*Provided information:*
————————
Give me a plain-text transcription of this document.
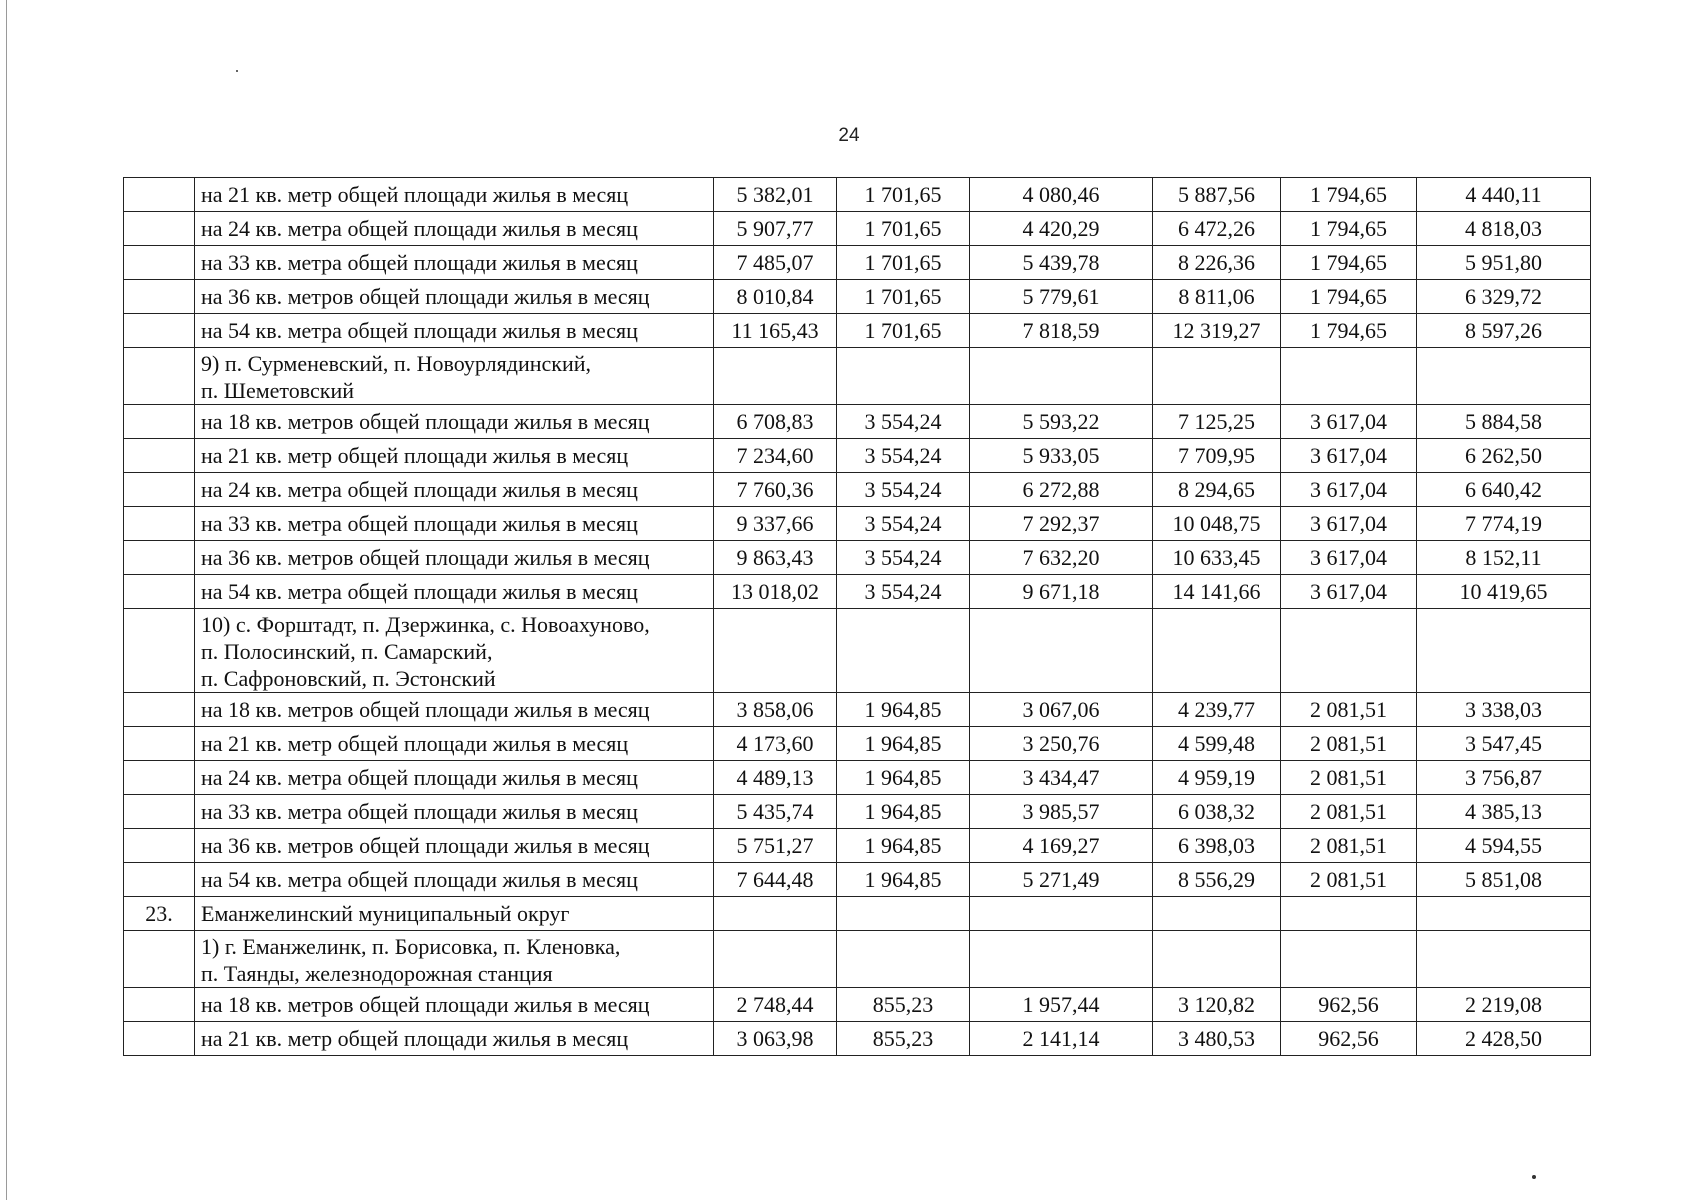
24
	на 21 кв. метр общей площади жилья в месяц	5 382,01	1 701,65	4 080,46	5 887,56	1 794,65	4 440,11
	на 24 кв. метра общей площади жилья в месяц	5 907,77	1 701,65	4 420,29	6 472,26	1 794,65	4 818,03
	на 33 кв. метра общей площади жилья в месяц	7 485,07	1 701,65	5 439,78	8 226,36	1 794,65	5 951,80
	на 36 кв. метров общей площади жилья в месяц	8 010,84	1 701,65	5 779,61	8 811,06	1 794,65	6 329,72
	на 54 кв. метра общей площади жилья в месяц	11 165,43	1 701,65	7 818,59	12 319,27	1 794,65	8 597,26
	9) п. Сурменевский, п. Новоурлядинский,
п. Шеметовский						
	на 18 кв. метров общей площади жилья в месяц	6 708,83	3 554,24	5 593,22	7 125,25	3 617,04	5 884,58
	на 21 кв. метр общей площади жилья в месяц	7 234,60	3 554,24	5 933,05	7 709,95	3 617,04	6 262,50
	на 24 кв. метра общей площади жилья в месяц	7 760,36	3 554,24	6 272,88	8 294,65	3 617,04	6 640,42
	на 33 кв. метра общей площади жилья в месяц	9 337,66	3 554,24	7 292,37	10 048,75	3 617,04	7 774,19
	на 36 кв. метров общей площади жилья в месяц	9 863,43	3 554,24	7 632,20	10 633,45	3 617,04	8 152,11
	на 54 кв. метра общей площади жилья в месяц	13 018,02	3 554,24	9 671,18	14 141,66	3 617,04	10 419,65
	10) с. Форштадт, п. Дзержинка, с. Новоахуново,
п. Полосинский, п. Самарский,
п. Сафроновский, п. Эстонский						
	на 18 кв. метров общей площади жилья в месяц	3 858,06	1 964,85	3 067,06	4 239,77	2 081,51	3 338,03
	на 21 кв. метр общей площади жилья в месяц	4 173,60	1 964,85	3 250,76	4 599,48	2 081,51	3 547,45
	на 24 кв. метра общей площади жилья в месяц	4 489,13	1 964,85	3 434,47	4 959,19	2 081,51	3 756,87
	на 33 кв. метра общей площади жилья в месяц	5 435,74	1 964,85	3 985,57	6 038,32	2 081,51	4 385,13
	на 36 кв. метров общей площади жилья в месяц	5 751,27	1 964,85	4 169,27	6 398,03	2 081,51	4 594,55
	на 54 кв. метра общей площади жилья в месяц	7 644,48	1 964,85	5 271,49	8 556,29	2 081,51	5 851,08
23.	Еманжелинский муниципальный округ						
	1) г. Еманжелинк, п. Борисовка, п. Кленовка,
п. Таянды, железнодорожная станция						
	на 18 кв. метров общей площади жилья в месяц	2 748,44	855,23	1 957,44	3 120,82	962,56	2 219,08
	на 21 кв. метр общей площади жилья в месяц	3 063,98	855,23	2 141,14	3 480,53	962,56	2 428,50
————————
*What is being asked:* All records must be output exactly as they are, except for the pictures, which are left out.

*Result of this exercise:*
Give me a plain-text transcription of this document.
24
	на 21 кв. метр общей площади жилья в месяц	5 382,01	1 701,65	4 080,46	5 887,56	1 794,65	4 440,11
	на 24 кв. метра общей площади жилья в месяц	5 907,77	1 701,65	4 420,29	6 472,26	1 794,65	4 818,03
	на 33 кв. метра общей площади жилья в месяц	7 485,07	1 701,65	5 439,78	8 226,36	1 794,65	5 951,80
	на 36 кв. метров общей площади жилья в месяц	8 010,84	1 701,65	5 779,61	8 811,06	1 794,65	6 329,72
	на 54 кв. метра общей площади жилья в месяц	11 165,43	1 701,65	7 818,59	12 319,27	1 794,65	8 597,26
	9) п. Сурменевский, п. Новоурлядинский,
п. Шеметовский						
	на 18 кв. метров общей площади жилья в месяц	6 708,83	3 554,24	5 593,22	7 125,25	3 617,04	5 884,58
	на 21 кв. метр общей площади жилья в месяц	7 234,60	3 554,24	5 933,05	7 709,95	3 617,04	6 262,50
	на 24 кв. метра общей площади жилья в месяц	7 760,36	3 554,24	6 272,88	8 294,65	3 617,04	6 640,42
	на 33 кв. метра общей площади жилья в месяц	9 337,66	3 554,24	7 292,37	10 048,75	3 617,04	7 774,19
	на 36 кв. метров общей площади жилья в месяц	9 863,43	3 554,24	7 632,20	10 633,45	3 617,04	8 152,11
	на 54 кв. метра общей площади жилья в месяц	13 018,02	3 554,24	9 671,18	14 141,66	3 617,04	10 419,65
	10) с. Форштадт, п. Дзержинка, с. Новоахуново,
п. Полосинский, п. Самарский,
п. Сафроновский, п. Эстонский						
	на 18 кв. метров общей площади жилья в месяц	3 858,06	1 964,85	3 067,06	4 239,77	2 081,51	3 338,03
	на 21 кв. метр общей площади жилья в месяц	4 173,60	1 964,85	3 250,76	4 599,48	2 081,51	3 547,45
	на 24 кв. метра общей площади жилья в месяц	4 489,13	1 964,85	3 434,47	4 959,19	2 081,51	3 756,87
	на 33 кв. метра общей площади жилья в месяц	5 435,74	1 964,85	3 985,57	6 038,32	2 081,51	4 385,13
	на 36 кв. метров общей площади жилья в месяц	5 751,27	1 964,85	4 169,27	6 398,03	2 081,51	4 594,55
	на 54 кв. метра общей площади жилья в месяц	7 644,48	1 964,85	5 271,49	8 556,29	2 081,51	5 851,08
23.	Еманжелинский муниципальный округ						
	1) г. Еманжелинк, п. Борисовка, п. Кленовка,
п. Таянды, железнодорожная станция						
	на 18 кв. метров общей площади жилья в месяц	2 748,44	855,23	1 957,44	3 120,82	962,56	2 219,08
	на 21 кв. метр общей площади жилья в месяц	3 063,98	855,23	2 141,14	3 480,53	962,56	2 428,50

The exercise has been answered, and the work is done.